**Problem to work on**
Images are not part of the copy; transcribe all the data exactly.

**The records**
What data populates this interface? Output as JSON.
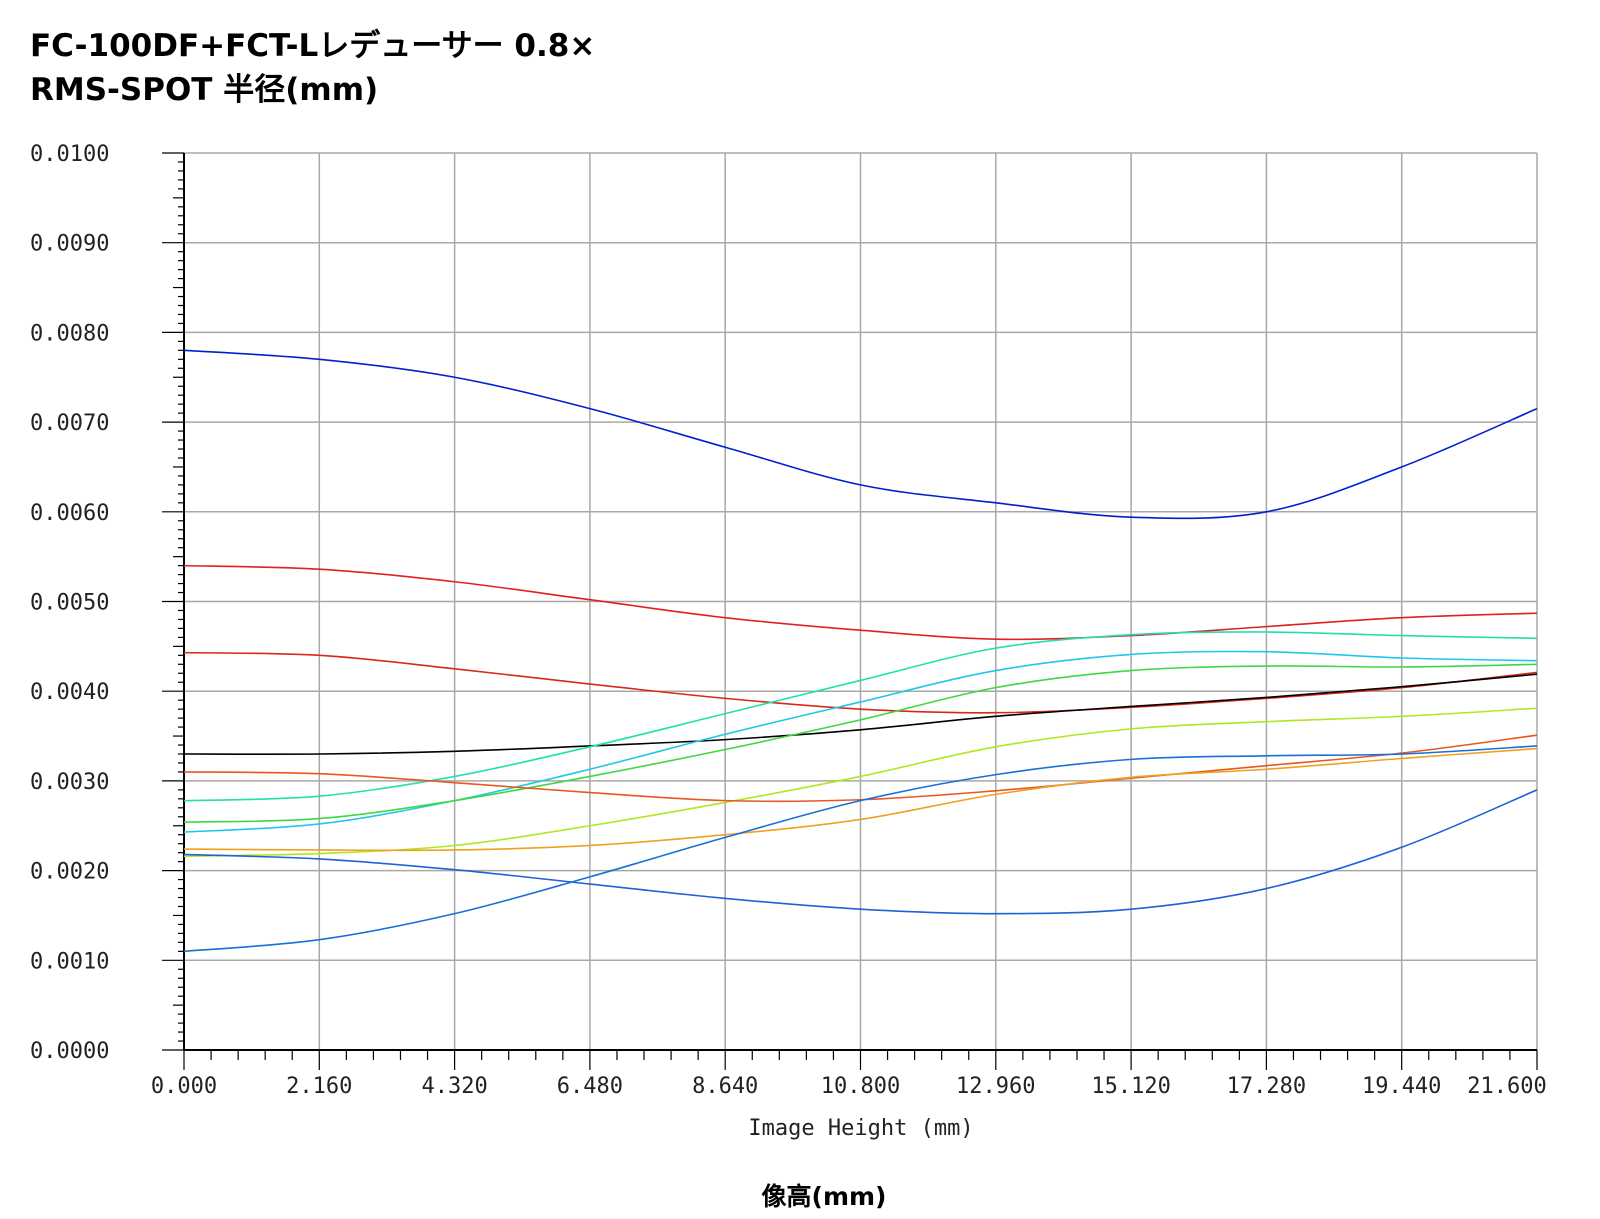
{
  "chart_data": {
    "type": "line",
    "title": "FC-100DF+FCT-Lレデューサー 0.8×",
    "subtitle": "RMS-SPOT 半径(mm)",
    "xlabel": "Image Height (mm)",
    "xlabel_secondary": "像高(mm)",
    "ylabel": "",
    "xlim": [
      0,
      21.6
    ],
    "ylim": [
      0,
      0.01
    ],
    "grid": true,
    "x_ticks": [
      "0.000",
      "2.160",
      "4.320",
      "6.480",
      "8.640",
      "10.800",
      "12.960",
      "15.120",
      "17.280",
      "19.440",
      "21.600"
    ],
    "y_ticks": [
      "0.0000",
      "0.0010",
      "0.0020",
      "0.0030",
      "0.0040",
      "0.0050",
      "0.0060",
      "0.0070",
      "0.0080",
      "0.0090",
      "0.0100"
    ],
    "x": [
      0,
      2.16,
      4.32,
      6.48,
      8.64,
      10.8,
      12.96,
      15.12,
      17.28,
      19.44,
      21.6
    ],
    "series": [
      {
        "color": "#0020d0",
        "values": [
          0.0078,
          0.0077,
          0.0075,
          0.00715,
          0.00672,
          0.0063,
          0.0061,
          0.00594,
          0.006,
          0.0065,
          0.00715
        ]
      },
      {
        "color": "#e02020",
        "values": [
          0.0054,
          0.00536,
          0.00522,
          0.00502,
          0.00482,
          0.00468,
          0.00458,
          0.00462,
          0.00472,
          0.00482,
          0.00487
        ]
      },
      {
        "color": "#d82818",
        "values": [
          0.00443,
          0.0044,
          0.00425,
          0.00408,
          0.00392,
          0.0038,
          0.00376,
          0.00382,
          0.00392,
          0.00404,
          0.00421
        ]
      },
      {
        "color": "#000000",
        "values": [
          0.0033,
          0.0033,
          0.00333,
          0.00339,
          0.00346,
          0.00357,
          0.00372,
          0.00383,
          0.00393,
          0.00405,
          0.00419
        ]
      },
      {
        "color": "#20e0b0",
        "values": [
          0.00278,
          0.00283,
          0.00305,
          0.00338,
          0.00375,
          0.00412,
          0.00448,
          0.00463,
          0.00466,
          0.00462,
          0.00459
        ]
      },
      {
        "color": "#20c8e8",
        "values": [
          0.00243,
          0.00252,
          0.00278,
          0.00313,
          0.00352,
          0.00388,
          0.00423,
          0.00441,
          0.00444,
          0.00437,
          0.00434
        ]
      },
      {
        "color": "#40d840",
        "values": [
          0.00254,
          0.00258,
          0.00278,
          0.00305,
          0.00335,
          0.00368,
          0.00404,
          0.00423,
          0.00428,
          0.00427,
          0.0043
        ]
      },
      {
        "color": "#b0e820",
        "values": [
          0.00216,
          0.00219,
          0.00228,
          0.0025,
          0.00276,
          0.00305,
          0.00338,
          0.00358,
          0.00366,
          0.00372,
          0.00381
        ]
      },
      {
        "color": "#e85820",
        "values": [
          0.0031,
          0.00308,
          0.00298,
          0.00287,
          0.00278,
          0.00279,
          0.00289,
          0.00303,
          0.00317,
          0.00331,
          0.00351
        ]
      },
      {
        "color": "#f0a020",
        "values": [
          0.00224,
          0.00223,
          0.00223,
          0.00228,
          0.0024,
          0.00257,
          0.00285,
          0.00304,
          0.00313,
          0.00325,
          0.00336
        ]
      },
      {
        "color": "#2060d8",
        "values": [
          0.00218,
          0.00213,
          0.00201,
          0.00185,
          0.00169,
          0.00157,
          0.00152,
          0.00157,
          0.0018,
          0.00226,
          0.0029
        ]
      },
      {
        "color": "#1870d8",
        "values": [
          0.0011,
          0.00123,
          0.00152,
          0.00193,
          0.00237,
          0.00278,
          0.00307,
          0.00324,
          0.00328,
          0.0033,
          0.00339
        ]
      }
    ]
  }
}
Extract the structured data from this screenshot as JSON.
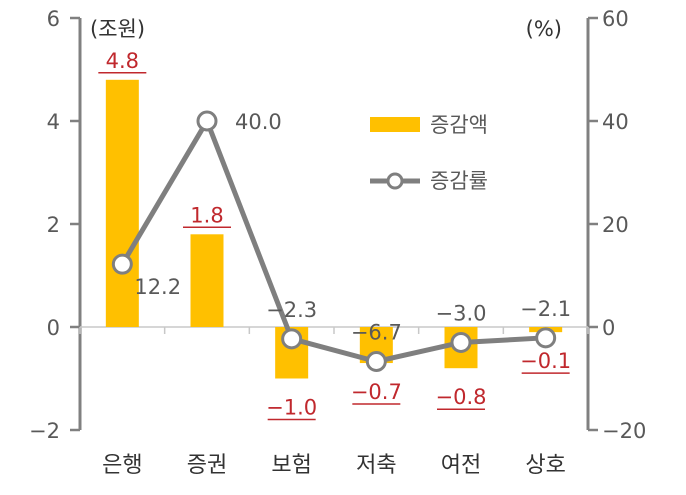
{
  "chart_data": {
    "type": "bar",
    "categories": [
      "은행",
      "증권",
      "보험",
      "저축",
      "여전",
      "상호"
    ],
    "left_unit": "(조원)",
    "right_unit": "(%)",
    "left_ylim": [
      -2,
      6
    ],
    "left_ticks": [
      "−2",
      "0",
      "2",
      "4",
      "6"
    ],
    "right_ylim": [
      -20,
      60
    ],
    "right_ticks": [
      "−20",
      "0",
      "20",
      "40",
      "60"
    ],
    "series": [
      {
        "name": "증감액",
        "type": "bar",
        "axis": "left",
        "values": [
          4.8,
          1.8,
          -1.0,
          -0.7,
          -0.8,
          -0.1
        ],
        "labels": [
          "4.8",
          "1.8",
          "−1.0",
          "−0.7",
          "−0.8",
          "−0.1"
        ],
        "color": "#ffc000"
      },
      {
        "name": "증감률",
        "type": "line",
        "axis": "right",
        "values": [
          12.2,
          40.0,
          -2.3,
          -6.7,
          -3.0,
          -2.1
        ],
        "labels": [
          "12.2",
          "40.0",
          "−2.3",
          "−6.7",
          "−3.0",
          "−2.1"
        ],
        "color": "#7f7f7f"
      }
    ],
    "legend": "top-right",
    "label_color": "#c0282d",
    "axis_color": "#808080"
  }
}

**Task answer**
What data populates this interface? Output as JSON.
{
  "chart_data": {
    "type": "line",
    "title": "FC-100DF+FCT-Lレデューサー 0.8×",
    "subtitle": "RMS-SPOT 半径(mm)",
    "xlabel": "Image Height (mm)",
    "xlabel_secondary": "像高(mm)",
    "ylabel": "",
    "xlim": [
      0,
      21.6
    ],
    "ylim": [
      0,
      0.01
    ],
    "grid": true,
    "x_ticks": [
      "0.000",
      "2.160",
      "4.320",
      "6.480",
      "8.640",
      "10.800",
      "12.960",
      "15.120",
      "17.280",
      "19.440",
      "21.600"
    ],
    "y_ticks": [
      "0.0000",
      "0.0010",
      "0.0020",
      "0.0030",
      "0.0040",
      "0.0050",
      "0.0060",
      "0.0070",
      "0.0080",
      "0.0090",
      "0.0100"
    ],
    "x": [
      0,
      2.16,
      4.32,
      6.48,
      8.64,
      10.8,
      12.96,
      15.12,
      17.28,
      19.44,
      21.6
    ],
    "series": [
      {
        "color": "#0020d0",
        "values": [
          0.0078,
          0.0077,
          0.0075,
          0.00715,
          0.00672,
          0.0063,
          0.0061,
          0.00594,
          0.006,
          0.0065,
          0.00715
        ]
      },
      {
        "color": "#e02020",
        "values": [
          0.0054,
          0.00536,
          0.00522,
          0.00502,
          0.00482,
          0.00468,
          0.00458,
          0.00462,
          0.00472,
          0.00482,
          0.00487
        ]
      },
      {
        "color": "#d82818",
        "values": [
          0.00443,
          0.0044,
          0.00425,
          0.00408,
          0.00392,
          0.0038,
          0.00376,
          0.00382,
          0.00392,
          0.00404,
          0.00421
        ]
      },
      {
        "color": "#000000",
        "values": [
          0.0033,
          0.0033,
          0.00333,
          0.00339,
          0.00346,
          0.00357,
          0.00372,
          0.00383,
          0.00393,
          0.00405,
          0.00419
        ]
      },
      {
        "color": "#20e0b0",
        "values": [
          0.00278,
          0.00283,
          0.00305,
          0.00338,
          0.00375,
          0.00412,
          0.00448,
          0.00463,
          0.00466,
          0.00462,
          0.00459
        ]
      },
      {
        "color": "#20c8e8",
        "values": [
          0.00243,
          0.00252,
          0.00278,
          0.00313,
          0.00352,
          0.00388,
          0.00423,
          0.00441,
          0.00444,
          0.00437,
          0.00434
        ]
      },
      {
        "color": "#40d840",
        "values": [
          0.00254,
          0.00258,
          0.00278,
          0.00305,
          0.00335,
          0.00368,
          0.00404,
          0.00423,
          0.00428,
          0.00427,
          0.0043
        ]
      },
      {
        "color": "#b0e820",
        "values": [
          0.00216,
          0.00219,
          0.00228,
          0.0025,
          0.00276,
          0.00305,
          0.00338,
          0.00358,
          0.00366,
          0.00372,
          0.00381
        ]
      },
      {
        "color": "#e85820",
        "values": [
          0.0031,
          0.00308,
          0.00298,
          0.00287,
          0.00278,
          0.00279,
          0.00289,
          0.00303,
          0.00317,
          0.00331,
          0.00351
        ]
      },
      {
        "color": "#f0a020",
        "values": [
          0.00224,
          0.00223,
          0.00223,
          0.00228,
          0.0024,
          0.00257,
          0.00285,
          0.00304,
          0.00313,
          0.00325,
          0.00336
        ]
      },
      {
        "color": "#2060d8",
        "values": [
          0.00218,
          0.00213,
          0.00201,
          0.00185,
          0.00169,
          0.00157,
          0.00152,
          0.00157,
          0.0018,
          0.00226,
          0.0029
        ]
      },
      {
        "color": "#1870d8",
        "values": [
          0.0011,
          0.00123,
          0.00152,
          0.00193,
          0.00237,
          0.00278,
          0.00307,
          0.00324,
          0.00328,
          0.0033,
          0.00339
        ]
      }
    ]
  }
}
Extract the structured data from this screenshot as JSON.
{
  "chart_data": {
    "type": "bar",
    "categories": [
      "은행",
      "증권",
      "보험",
      "저축",
      "여전",
      "상호"
    ],
    "left_unit": "(조원)",
    "right_unit": "(%)",
    "left_ylim": [
      -2,
      6
    ],
    "left_ticks": [
      "−2",
      "0",
      "2",
      "4",
      "6"
    ],
    "right_ylim": [
      -20,
      60
    ],
    "right_ticks": [
      "−20",
      "0",
      "20",
      "40",
      "60"
    ],
    "series": [
      {
        "name": "증감액",
        "type": "bar",
        "axis": "left",
        "values": [
          4.8,
          1.8,
          -1.0,
          -0.7,
          -0.8,
          -0.1
        ],
        "labels": [
          "4.8",
          "1.8",
          "−1.0",
          "−0.7",
          "−0.8",
          "−0.1"
        ],
        "color": "#ffc000"
      },
      {
        "name": "증감률",
        "type": "line",
        "axis": "right",
        "values": [
          12.2,
          40.0,
          -2.3,
          -6.7,
          -3.0,
          -2.1
        ],
        "labels": [
          "12.2",
          "40.0",
          "−2.3",
          "−6.7",
          "−3.0",
          "−2.1"
        ],
        "color": "#7f7f7f"
      }
    ],
    "legend": "top-right",
    "label_color": "#c0282d",
    "axis_color": "#808080"
  }
}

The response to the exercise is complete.